- _Problem details_: Copy every line of the following data that includes the string "text".

- _Data for this exercise_:

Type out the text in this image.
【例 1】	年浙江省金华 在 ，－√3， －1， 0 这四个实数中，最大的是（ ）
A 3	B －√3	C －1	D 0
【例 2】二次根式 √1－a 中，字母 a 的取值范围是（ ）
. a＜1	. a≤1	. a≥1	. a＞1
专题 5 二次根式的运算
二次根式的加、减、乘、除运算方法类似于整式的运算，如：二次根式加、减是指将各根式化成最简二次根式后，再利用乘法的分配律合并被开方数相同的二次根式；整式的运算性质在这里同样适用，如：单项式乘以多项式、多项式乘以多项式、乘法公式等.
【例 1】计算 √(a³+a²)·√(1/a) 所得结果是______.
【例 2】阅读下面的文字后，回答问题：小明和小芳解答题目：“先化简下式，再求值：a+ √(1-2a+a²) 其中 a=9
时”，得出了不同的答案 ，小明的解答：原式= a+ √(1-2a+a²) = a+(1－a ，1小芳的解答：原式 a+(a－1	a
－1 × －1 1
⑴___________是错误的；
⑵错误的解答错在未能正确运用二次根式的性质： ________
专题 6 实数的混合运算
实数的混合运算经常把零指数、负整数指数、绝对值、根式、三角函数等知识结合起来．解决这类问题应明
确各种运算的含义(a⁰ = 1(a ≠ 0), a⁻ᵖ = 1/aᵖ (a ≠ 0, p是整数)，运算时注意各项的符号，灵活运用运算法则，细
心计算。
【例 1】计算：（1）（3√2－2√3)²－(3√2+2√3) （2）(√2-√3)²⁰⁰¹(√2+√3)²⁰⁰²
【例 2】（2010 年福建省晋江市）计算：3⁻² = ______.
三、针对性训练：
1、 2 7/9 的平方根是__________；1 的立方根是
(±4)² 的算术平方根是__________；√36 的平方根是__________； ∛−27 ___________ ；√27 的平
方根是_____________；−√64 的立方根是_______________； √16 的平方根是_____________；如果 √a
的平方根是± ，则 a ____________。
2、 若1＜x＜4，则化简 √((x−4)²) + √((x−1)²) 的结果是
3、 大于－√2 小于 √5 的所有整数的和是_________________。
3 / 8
==
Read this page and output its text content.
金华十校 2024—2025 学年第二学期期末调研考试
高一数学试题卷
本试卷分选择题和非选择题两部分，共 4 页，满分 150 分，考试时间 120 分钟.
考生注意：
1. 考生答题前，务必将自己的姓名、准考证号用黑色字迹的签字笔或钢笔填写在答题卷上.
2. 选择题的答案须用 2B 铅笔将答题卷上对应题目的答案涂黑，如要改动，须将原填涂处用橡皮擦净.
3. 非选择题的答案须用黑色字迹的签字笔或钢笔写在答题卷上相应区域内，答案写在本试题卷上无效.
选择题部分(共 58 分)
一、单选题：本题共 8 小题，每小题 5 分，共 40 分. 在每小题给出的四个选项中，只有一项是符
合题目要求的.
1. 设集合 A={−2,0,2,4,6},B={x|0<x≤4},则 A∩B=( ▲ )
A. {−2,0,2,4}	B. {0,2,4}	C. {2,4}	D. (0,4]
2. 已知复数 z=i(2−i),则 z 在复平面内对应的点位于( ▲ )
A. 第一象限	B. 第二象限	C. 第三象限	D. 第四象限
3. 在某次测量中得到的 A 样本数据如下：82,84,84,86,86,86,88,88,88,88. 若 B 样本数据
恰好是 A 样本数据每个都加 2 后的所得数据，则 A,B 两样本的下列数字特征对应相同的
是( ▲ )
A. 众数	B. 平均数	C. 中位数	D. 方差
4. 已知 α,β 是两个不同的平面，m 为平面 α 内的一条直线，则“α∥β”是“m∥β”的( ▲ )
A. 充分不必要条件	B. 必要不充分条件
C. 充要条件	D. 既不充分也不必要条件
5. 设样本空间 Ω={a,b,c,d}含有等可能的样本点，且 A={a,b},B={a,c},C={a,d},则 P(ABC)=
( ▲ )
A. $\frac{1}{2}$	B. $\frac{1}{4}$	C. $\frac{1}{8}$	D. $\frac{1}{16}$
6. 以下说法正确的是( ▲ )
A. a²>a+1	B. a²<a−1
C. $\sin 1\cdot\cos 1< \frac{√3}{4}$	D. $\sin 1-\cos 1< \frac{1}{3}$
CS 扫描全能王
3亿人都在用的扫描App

- _Reply to the exercise_:
Type out the text in this image.
Read this page and output its text content.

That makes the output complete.